| WHAT YOU NEED TO DO |
Lines containing the string "Output" are to be counted; report the total by itself.

| Structured figure records |
************

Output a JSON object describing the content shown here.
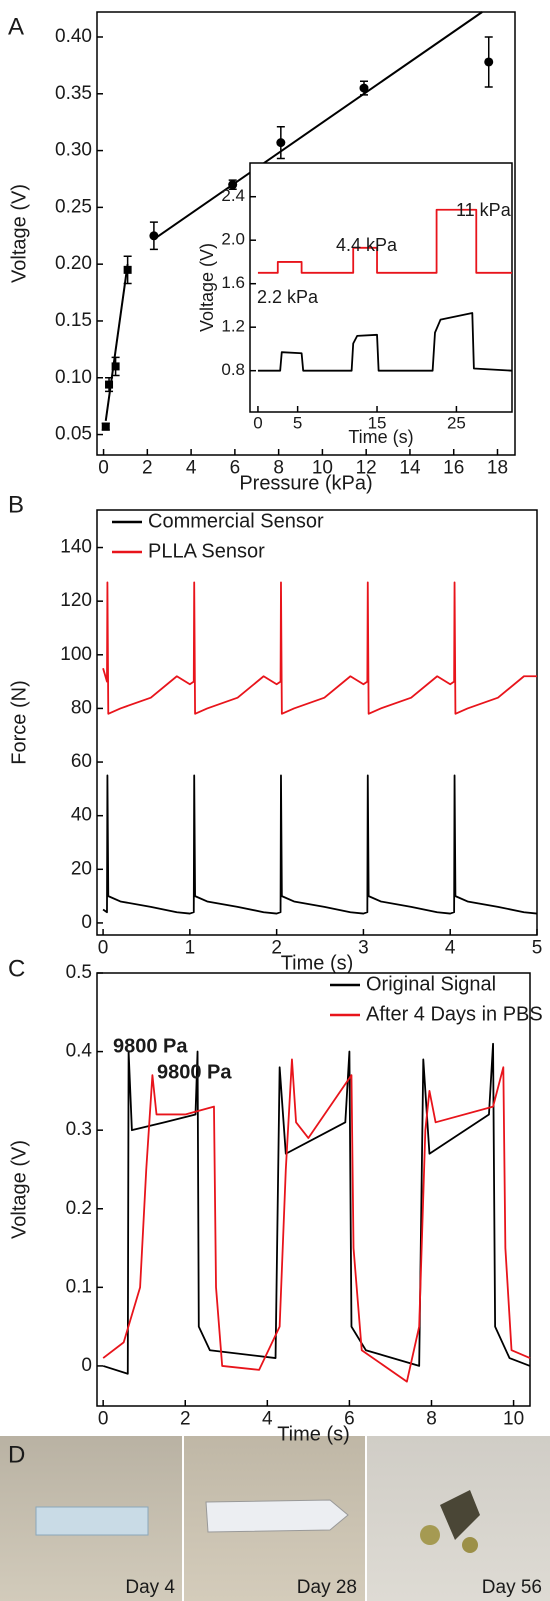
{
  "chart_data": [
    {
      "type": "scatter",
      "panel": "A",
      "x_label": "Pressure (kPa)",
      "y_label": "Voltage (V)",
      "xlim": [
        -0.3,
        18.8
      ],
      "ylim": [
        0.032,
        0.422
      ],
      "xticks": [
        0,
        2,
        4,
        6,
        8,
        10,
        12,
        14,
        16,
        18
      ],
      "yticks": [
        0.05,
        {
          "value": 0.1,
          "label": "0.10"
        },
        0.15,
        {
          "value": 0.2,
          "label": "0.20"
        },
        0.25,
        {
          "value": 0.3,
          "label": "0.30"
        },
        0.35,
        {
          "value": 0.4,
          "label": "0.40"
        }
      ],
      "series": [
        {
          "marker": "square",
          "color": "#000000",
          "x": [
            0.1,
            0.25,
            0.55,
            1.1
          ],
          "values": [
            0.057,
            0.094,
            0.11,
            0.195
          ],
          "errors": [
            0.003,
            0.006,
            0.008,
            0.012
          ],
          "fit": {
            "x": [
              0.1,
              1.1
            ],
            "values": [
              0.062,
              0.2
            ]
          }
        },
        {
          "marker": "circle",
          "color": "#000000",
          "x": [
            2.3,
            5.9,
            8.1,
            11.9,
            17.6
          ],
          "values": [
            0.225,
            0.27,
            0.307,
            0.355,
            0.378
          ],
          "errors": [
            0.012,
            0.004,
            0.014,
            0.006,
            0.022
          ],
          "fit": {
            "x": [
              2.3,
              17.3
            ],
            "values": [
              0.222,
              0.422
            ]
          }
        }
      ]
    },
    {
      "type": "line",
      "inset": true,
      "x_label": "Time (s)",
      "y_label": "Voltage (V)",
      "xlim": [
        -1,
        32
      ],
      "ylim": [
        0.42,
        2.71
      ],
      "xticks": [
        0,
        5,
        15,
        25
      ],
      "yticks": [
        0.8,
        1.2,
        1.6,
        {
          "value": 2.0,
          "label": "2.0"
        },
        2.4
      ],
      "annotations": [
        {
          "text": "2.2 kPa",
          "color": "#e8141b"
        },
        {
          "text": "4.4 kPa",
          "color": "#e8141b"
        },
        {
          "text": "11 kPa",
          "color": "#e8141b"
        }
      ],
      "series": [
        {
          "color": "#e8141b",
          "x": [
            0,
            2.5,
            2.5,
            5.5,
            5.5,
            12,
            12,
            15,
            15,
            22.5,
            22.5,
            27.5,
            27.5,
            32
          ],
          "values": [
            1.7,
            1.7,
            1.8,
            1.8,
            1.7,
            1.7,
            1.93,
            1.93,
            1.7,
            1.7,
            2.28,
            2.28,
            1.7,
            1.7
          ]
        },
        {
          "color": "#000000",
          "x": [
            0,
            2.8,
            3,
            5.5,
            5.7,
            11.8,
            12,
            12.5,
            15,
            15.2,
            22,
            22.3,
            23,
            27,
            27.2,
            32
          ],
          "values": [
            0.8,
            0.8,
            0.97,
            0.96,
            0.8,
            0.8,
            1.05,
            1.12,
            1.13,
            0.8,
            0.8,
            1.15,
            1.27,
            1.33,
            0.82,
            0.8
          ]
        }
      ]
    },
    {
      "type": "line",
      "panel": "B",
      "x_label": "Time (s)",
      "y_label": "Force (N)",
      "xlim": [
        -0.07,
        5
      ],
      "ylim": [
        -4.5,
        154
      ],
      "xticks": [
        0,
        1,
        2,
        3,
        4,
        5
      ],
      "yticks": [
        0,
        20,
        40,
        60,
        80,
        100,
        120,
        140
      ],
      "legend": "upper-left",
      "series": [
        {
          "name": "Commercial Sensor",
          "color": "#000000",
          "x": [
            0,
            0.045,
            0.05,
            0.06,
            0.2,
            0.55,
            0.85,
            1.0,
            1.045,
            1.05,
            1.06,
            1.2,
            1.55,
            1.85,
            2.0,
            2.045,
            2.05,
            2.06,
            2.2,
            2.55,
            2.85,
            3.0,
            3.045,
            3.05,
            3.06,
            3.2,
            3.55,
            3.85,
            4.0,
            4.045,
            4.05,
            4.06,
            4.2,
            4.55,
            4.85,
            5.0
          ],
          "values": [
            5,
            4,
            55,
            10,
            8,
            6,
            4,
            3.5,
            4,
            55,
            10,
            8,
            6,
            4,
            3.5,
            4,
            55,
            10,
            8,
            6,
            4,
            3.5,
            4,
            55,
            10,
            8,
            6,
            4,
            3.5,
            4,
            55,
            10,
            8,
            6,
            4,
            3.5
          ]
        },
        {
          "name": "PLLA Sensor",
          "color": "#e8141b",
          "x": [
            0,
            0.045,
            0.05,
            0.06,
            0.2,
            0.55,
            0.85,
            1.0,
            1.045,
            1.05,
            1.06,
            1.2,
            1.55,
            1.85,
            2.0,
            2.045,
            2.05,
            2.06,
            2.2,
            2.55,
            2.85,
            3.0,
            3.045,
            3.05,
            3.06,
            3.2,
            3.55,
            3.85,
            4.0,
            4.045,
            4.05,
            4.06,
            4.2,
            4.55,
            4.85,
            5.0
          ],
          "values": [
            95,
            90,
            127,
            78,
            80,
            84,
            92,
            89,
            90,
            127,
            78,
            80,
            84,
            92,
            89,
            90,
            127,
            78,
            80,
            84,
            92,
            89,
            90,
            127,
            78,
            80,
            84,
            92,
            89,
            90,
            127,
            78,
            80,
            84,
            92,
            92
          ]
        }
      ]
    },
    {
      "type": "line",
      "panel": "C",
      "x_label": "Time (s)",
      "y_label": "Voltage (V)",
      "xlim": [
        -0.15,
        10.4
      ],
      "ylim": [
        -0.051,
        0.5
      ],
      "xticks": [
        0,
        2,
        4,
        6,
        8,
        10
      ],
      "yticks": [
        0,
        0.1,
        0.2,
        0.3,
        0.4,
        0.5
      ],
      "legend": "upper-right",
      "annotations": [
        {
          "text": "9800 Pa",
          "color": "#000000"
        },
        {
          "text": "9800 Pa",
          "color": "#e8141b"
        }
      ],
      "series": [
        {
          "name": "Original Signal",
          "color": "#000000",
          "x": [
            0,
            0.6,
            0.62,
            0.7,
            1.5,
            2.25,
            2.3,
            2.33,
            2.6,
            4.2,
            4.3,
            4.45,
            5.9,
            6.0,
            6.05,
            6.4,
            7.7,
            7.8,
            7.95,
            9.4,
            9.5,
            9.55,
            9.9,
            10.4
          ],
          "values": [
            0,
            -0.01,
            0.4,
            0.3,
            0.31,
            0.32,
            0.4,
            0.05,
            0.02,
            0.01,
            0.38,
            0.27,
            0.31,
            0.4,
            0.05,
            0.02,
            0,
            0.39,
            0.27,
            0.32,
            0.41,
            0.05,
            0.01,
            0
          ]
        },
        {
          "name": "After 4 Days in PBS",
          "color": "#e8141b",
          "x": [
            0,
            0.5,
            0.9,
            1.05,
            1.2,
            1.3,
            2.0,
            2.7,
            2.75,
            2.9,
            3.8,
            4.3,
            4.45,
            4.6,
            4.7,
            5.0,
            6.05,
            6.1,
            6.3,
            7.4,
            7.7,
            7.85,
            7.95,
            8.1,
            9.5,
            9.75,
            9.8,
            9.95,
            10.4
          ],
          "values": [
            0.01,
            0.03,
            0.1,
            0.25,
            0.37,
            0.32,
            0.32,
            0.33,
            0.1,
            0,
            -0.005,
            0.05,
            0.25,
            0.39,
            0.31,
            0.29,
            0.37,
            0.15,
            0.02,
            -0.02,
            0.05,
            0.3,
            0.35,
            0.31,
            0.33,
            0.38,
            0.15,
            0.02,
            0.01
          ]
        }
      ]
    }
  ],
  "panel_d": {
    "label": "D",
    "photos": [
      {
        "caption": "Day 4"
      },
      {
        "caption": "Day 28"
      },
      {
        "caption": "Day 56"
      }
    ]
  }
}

************

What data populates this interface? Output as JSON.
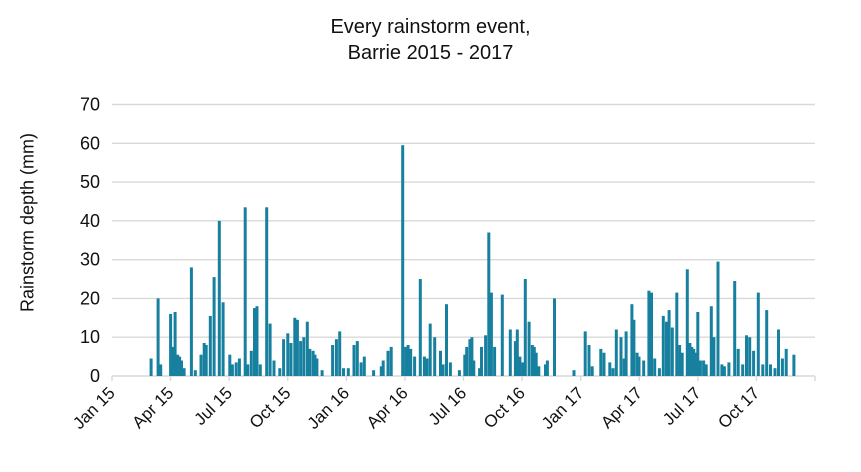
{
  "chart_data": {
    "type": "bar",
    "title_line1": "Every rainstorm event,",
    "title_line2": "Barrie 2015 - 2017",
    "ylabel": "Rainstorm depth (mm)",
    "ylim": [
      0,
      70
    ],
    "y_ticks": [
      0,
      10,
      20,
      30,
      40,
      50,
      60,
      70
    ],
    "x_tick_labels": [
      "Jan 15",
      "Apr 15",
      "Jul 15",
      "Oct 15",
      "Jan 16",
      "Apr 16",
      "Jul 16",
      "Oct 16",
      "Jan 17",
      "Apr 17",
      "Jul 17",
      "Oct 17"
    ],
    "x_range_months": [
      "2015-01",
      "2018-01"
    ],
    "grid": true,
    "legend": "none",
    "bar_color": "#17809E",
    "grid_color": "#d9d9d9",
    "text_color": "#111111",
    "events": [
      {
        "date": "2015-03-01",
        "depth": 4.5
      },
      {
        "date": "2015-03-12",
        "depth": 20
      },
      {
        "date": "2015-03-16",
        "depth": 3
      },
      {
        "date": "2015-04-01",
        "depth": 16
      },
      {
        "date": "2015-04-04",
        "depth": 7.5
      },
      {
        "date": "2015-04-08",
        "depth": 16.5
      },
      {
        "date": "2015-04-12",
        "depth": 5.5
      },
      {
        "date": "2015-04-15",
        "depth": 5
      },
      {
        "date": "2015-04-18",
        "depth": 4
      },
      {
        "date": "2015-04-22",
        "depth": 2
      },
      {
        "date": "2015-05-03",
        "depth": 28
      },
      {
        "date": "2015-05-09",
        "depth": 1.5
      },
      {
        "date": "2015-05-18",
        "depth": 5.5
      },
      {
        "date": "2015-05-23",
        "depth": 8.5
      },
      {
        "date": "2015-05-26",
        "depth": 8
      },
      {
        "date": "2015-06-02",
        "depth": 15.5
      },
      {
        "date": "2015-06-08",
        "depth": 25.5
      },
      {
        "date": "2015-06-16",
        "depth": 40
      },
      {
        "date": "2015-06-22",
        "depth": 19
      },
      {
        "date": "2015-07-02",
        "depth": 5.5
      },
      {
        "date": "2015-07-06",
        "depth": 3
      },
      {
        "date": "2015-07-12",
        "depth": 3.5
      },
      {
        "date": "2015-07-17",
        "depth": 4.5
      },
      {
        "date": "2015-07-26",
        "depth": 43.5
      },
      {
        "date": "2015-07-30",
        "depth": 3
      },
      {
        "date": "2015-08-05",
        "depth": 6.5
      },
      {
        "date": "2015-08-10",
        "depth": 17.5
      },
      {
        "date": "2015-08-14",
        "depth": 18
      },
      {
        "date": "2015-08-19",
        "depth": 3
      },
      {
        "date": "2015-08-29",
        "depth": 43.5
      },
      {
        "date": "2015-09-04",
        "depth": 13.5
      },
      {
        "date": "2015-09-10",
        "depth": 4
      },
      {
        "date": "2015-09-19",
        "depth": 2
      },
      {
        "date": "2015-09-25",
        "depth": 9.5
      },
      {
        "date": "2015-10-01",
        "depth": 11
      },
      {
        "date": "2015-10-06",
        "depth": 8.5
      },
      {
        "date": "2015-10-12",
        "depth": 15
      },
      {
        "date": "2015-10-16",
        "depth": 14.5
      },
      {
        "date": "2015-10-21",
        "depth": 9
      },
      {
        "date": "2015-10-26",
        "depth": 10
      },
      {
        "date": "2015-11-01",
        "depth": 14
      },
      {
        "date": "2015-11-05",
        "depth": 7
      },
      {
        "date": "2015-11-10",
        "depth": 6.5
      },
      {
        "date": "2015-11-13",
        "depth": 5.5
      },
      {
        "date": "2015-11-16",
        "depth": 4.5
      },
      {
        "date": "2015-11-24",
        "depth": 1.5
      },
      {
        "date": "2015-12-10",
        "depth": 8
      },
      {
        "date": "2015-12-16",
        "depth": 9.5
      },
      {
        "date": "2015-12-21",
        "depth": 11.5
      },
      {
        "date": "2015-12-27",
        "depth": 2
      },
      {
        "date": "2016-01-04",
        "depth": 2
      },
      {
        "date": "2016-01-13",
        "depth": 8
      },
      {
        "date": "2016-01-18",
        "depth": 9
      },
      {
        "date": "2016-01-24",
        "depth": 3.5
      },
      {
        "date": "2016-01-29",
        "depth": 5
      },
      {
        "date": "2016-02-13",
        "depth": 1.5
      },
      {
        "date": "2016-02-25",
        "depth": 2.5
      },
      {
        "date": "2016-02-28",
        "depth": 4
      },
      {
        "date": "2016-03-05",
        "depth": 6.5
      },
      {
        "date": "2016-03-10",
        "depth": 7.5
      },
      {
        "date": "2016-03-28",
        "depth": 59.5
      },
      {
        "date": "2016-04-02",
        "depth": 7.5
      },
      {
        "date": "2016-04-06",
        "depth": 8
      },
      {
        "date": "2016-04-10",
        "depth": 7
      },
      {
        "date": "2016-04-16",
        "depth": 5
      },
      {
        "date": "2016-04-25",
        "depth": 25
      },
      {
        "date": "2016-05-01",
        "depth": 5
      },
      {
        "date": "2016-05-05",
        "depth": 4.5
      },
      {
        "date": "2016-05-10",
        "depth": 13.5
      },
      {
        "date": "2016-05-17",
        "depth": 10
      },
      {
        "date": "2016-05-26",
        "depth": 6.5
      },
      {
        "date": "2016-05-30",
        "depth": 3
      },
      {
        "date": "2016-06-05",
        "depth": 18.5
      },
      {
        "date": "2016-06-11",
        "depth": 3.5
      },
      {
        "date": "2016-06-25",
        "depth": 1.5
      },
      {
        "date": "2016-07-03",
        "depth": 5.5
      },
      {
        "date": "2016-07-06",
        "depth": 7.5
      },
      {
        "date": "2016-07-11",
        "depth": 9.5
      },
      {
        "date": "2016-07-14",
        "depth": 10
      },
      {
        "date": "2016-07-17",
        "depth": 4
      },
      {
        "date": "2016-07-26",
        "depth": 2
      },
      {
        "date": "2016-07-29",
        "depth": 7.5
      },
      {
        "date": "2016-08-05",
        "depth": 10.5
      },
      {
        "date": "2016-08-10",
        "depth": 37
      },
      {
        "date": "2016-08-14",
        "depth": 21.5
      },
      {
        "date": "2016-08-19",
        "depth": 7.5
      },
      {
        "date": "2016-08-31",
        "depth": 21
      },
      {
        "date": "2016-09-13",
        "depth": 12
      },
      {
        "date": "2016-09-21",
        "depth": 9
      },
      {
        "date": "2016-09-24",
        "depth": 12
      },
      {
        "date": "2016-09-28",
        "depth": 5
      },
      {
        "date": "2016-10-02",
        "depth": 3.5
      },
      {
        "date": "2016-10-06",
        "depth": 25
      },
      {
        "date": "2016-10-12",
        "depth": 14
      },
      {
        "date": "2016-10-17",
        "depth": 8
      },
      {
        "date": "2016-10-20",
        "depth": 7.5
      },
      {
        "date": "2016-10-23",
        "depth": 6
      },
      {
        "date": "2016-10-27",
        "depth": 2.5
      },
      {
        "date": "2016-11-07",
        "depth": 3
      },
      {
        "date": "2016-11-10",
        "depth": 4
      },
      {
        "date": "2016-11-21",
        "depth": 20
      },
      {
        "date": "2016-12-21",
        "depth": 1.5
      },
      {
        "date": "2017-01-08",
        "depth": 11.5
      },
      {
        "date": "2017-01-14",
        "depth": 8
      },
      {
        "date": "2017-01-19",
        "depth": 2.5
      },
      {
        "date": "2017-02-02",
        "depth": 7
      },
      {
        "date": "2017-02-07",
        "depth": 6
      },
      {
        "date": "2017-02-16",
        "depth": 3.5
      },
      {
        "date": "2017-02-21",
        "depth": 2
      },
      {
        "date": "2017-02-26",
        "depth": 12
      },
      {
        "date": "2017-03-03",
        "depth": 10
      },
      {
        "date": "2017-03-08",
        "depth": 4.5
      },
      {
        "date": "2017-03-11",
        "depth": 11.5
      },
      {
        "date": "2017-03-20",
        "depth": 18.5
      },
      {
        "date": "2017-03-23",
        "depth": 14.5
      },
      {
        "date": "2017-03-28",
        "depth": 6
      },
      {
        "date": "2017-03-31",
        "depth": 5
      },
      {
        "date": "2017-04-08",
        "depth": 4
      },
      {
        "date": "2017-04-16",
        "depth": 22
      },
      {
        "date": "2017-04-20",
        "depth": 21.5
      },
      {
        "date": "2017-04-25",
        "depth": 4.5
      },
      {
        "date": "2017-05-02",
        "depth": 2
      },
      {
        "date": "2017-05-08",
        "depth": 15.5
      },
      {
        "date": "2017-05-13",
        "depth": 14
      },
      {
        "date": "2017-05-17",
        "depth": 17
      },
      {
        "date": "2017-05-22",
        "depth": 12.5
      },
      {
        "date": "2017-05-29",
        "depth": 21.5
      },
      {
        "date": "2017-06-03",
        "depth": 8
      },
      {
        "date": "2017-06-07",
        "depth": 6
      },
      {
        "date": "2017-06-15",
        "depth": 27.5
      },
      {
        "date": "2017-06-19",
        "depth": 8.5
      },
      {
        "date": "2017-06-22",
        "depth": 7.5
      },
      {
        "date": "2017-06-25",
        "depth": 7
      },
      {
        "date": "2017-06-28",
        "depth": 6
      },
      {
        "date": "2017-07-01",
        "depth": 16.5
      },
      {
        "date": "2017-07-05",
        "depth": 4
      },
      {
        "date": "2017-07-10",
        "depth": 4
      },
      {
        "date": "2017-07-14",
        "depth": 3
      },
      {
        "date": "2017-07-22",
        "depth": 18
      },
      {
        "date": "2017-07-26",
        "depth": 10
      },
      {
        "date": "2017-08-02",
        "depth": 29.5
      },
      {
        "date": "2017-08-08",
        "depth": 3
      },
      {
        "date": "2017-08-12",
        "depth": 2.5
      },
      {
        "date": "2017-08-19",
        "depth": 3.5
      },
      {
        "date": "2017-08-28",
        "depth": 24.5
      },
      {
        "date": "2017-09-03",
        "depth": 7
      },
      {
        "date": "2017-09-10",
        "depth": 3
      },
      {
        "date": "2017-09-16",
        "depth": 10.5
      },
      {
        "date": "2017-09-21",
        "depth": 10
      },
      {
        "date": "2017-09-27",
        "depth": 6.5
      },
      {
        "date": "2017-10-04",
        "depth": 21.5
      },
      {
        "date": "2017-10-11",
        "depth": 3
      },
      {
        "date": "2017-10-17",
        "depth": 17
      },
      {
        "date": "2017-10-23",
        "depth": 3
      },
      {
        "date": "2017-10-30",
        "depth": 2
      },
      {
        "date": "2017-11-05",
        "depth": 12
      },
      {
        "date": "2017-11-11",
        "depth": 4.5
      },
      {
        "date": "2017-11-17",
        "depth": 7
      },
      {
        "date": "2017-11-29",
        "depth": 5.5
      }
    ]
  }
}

************

| SOLUTION TO THIS EXERCISE |
2